EXERCISE DIRECTIONS: Filter the data below for the string "this" and copy each matching line.

MATERIAL SUPPLIED:
┌──

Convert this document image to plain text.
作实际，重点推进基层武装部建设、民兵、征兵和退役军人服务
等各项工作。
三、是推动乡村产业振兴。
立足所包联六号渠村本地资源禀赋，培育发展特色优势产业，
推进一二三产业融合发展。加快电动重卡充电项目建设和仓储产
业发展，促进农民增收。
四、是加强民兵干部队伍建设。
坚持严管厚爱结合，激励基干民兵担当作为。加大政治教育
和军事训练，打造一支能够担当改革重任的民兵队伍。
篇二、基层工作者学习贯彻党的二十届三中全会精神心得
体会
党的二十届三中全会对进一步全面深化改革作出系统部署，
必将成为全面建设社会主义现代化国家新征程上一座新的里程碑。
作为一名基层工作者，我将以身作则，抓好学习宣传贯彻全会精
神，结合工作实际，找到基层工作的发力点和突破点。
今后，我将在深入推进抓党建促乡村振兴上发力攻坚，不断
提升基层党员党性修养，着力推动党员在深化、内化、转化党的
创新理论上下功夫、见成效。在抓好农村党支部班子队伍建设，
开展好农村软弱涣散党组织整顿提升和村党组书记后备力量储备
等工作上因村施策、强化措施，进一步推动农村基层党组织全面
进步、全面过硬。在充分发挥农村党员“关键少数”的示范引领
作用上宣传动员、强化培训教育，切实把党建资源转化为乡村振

└──
┌──

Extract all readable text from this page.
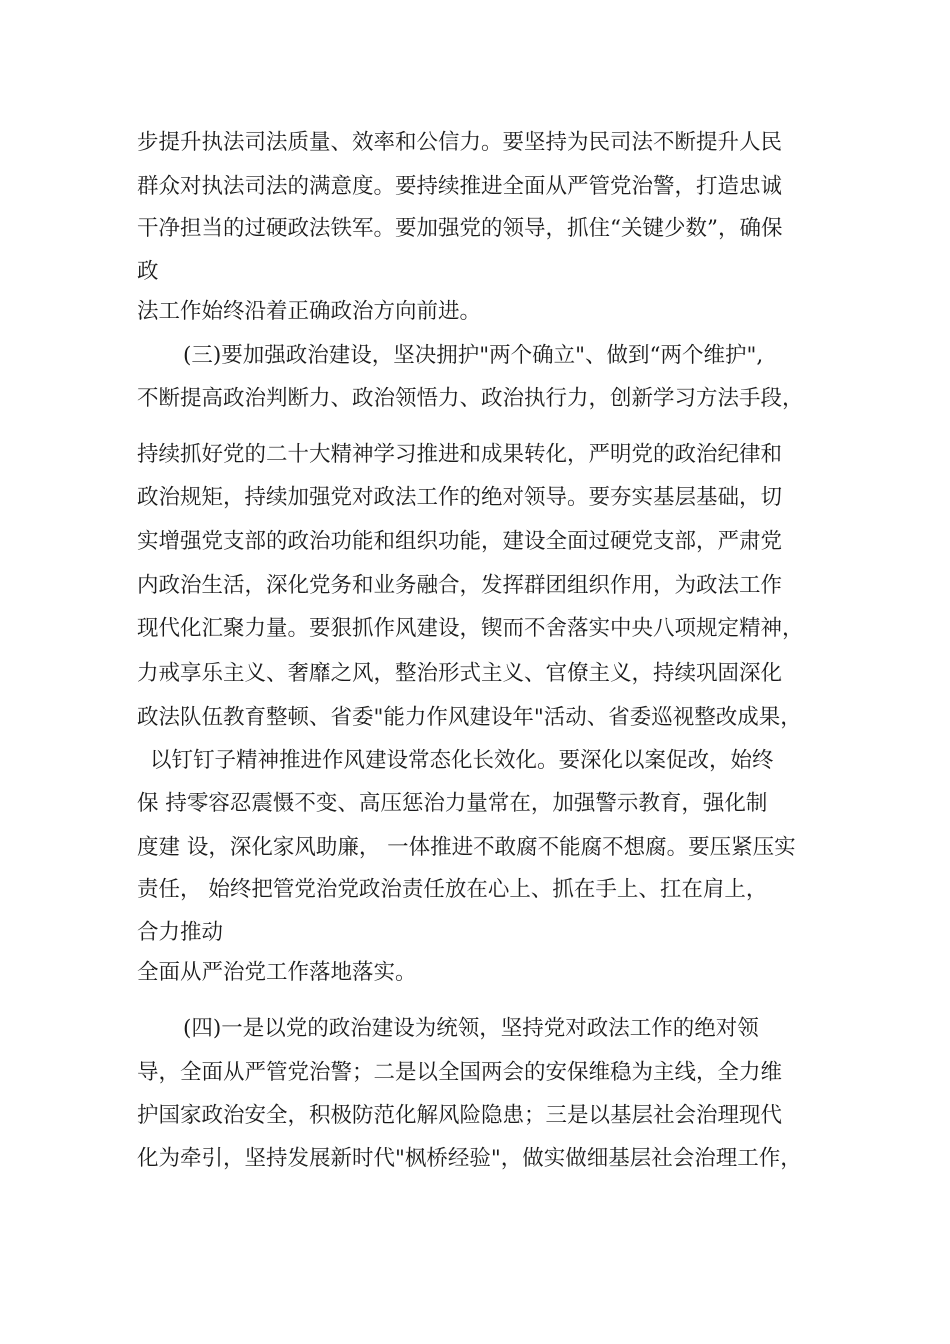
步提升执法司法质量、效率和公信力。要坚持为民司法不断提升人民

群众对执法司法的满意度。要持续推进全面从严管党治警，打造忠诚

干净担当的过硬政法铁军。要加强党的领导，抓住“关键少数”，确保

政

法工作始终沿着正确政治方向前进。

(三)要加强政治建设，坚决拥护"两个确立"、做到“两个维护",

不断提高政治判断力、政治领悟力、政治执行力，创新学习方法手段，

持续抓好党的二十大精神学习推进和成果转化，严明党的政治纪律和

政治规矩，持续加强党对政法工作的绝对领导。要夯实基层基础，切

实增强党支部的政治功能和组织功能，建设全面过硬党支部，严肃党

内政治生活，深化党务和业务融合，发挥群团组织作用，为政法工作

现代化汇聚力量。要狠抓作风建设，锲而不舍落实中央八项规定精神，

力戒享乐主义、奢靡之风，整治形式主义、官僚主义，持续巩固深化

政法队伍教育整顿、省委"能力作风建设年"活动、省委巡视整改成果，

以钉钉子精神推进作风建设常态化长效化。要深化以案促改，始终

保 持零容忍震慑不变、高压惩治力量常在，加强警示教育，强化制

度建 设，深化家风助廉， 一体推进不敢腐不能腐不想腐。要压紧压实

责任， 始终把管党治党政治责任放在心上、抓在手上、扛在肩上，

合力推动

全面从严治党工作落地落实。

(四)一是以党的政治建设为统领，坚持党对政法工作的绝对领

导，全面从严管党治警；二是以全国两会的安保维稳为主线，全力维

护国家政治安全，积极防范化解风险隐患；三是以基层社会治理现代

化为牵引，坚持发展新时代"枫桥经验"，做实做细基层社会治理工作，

└──
┌──

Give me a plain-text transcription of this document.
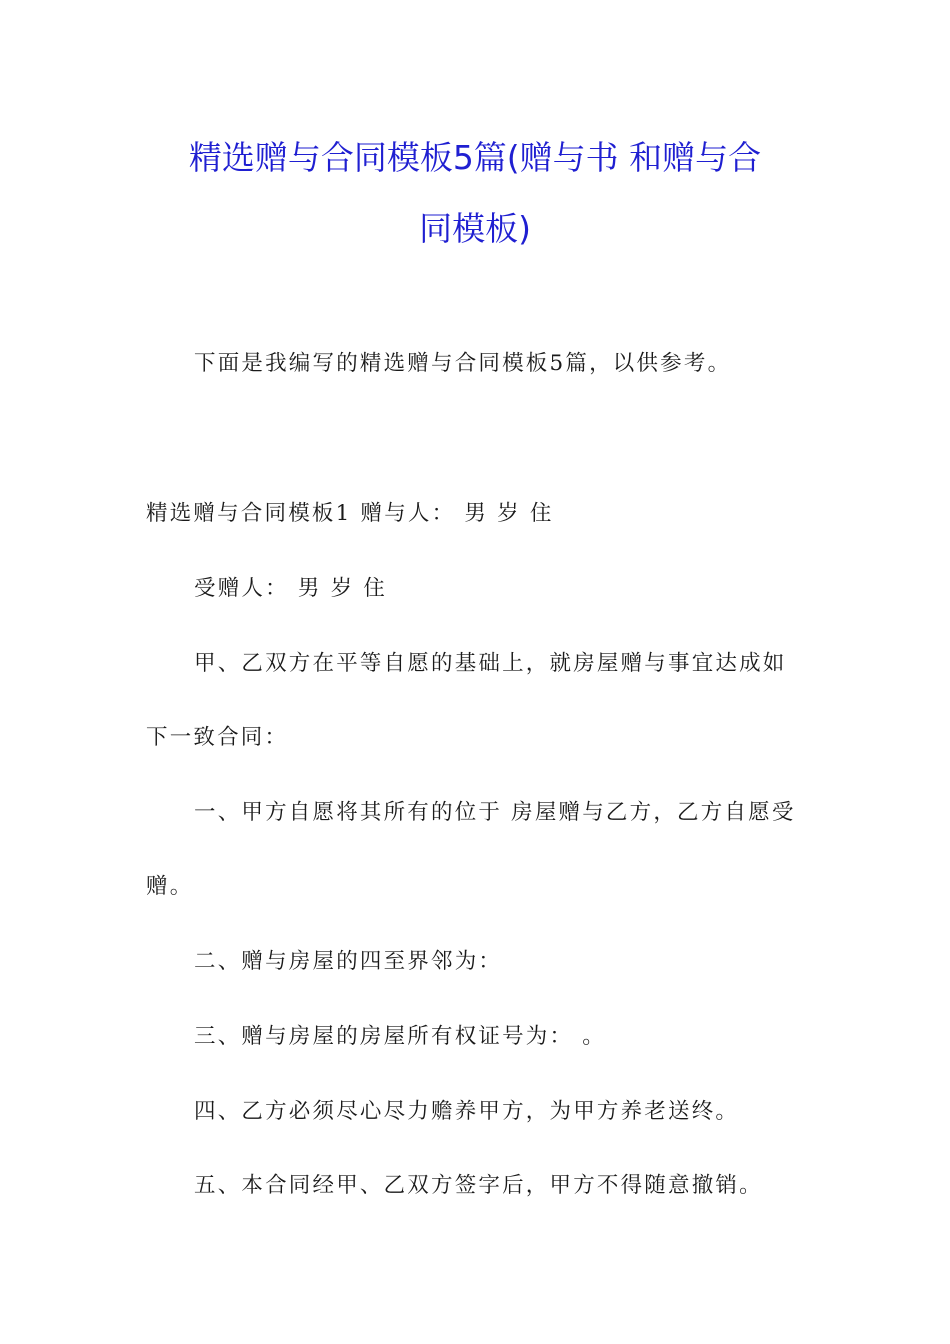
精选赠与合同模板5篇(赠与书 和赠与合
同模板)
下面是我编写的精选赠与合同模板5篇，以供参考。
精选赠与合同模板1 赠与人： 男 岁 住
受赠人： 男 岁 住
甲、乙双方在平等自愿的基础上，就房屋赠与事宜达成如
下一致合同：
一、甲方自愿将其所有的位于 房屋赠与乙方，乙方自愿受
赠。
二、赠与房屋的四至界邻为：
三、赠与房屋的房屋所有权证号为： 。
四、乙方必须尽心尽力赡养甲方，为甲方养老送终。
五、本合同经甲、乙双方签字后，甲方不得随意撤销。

└──

THE REPLY:
Convert this document image to plain text.
Extract all readable text from this page.
Give me a plain-text transcription of this document.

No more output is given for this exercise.